[[ QUOTED PASSAGE, beginning ]]

Human-in-the-loop feedback from the sales team (thumbs up, thumbs down, short comments) feeds back into the vector store and prompt revisions. The system improves the more the team uses it.

The unexpected door

We assumed from day one that this project was about speed. It wasn't, not entirely.

No one on the team read Mandarin well. Certain industries had strong, early signals in Chinese sources the team couldn't tap at all. The crawler doesn't care what language an article is in — it extracts structured signals and the LLM writes the brief in English. For the first time, Chinese news became a real input channel for a German sales team.

That wasn't a speed optimization. It was a new channel of opportunity — a market we couldn't previously afford to investigate suddenly became part of the weekly pipeline. When you translate a workflow into agents, you sometimes open doors that were closed not because they were locked, but because opening them was too expensive.

Three things I got wrong the first time

Aiming for 100% when 80% ships

I spent two weeks trying to make the Outreach Drafting agent produce emails good enough to send untouched. It never happened. The last 20% — tone match, company-specific phrasing — was hard even for humans. Meanwhile the team was still doing everything manually.

[[ QUOTED PASSAGE, end ]]

▶ QUESTIONS TO ANSWER:
1. In the sales pipeline passage, what language did no one on the team read well?
2. Reproduce the part of the sales pipeline passage that opens with the words containing "Human-in-the-loop feedback from" and closes with "wasn't, not entirely.".

[[ SUPPLIED INFORMATION, beginning ]]

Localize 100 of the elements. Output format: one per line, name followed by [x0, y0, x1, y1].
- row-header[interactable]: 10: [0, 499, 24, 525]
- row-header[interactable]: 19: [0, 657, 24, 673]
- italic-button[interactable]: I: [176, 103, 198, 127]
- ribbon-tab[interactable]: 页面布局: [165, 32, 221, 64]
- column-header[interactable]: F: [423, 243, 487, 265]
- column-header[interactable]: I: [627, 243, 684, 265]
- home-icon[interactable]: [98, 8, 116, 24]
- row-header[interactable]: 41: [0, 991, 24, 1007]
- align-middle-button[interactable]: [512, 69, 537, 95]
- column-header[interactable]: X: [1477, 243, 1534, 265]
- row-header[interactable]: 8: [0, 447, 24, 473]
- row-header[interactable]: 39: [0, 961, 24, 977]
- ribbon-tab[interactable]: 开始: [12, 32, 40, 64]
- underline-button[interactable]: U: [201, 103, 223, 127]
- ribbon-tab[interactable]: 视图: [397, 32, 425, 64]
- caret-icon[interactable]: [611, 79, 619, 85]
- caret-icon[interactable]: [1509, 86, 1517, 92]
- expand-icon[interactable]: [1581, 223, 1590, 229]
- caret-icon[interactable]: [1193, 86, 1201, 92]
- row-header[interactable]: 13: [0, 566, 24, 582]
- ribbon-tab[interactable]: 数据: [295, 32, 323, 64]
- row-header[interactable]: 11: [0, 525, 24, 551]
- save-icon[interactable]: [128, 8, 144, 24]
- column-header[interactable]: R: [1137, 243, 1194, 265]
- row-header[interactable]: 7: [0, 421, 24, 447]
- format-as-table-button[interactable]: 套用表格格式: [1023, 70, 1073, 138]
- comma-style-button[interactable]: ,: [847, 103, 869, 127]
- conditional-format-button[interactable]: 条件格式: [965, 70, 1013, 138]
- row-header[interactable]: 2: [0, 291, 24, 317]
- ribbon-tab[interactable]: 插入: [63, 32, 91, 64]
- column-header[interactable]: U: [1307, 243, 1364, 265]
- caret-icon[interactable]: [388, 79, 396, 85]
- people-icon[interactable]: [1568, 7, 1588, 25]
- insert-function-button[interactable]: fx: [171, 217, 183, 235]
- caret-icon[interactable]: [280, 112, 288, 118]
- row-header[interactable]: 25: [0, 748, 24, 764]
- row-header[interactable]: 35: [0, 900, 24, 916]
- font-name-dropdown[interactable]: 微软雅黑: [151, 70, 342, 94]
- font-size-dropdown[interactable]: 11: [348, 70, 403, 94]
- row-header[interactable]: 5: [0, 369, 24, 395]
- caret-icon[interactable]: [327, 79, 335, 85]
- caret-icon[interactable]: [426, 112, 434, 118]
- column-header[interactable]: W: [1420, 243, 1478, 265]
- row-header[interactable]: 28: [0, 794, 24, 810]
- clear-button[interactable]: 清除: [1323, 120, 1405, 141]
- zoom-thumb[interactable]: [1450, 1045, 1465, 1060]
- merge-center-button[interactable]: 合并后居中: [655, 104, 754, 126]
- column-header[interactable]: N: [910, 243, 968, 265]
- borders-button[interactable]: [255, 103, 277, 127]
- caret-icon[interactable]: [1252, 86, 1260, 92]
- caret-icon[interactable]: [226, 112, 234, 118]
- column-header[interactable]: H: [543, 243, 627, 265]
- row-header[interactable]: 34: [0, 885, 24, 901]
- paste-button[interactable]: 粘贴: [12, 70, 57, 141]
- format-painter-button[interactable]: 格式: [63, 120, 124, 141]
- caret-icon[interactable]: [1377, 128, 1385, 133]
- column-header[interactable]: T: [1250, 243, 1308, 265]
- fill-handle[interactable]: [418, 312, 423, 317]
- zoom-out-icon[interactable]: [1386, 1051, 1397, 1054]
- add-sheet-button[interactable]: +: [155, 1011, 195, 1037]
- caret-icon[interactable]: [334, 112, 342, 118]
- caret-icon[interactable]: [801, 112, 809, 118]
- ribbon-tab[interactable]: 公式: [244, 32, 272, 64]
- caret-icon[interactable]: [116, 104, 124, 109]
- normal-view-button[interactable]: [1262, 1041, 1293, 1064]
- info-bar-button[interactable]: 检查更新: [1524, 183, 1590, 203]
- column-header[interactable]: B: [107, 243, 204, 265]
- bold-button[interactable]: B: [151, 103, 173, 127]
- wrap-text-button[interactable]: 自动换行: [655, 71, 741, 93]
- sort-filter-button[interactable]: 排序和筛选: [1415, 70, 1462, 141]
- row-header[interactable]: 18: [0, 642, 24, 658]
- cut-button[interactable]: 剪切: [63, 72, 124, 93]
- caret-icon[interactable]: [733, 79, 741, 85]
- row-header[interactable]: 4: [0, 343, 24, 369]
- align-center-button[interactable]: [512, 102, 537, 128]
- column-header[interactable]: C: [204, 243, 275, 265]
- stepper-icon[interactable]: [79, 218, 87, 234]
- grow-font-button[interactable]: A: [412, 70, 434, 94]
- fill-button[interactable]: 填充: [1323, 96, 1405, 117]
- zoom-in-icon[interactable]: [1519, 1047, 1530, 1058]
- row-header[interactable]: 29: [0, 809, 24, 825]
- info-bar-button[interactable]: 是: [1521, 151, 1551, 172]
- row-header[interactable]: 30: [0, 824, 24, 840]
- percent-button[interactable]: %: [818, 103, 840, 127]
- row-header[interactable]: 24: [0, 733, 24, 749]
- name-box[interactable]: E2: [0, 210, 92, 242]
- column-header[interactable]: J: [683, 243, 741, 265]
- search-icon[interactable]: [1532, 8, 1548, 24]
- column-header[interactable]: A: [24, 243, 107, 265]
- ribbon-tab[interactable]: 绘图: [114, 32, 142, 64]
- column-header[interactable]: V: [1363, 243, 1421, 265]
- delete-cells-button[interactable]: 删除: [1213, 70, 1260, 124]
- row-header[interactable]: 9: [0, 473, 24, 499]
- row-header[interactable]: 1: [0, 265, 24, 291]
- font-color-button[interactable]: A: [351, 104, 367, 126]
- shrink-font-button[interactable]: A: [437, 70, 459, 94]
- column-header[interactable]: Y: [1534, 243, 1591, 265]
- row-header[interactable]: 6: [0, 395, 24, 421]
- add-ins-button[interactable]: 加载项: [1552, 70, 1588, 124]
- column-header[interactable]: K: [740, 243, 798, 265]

[[ SUPPLIED INFORMATION, end ]]

▶ ANSWERS BY ITEM NUMBER:
1. Mandarin.

2.
Human-in-the-loop feedback from the sales team (thumbs up, thumbs down, short comments) feeds back into the vector store and prompt revisions. The system improves the more the team uses it.

The unexpected door

We assumed from day one that this project was about speed. It wasn't, not entirely.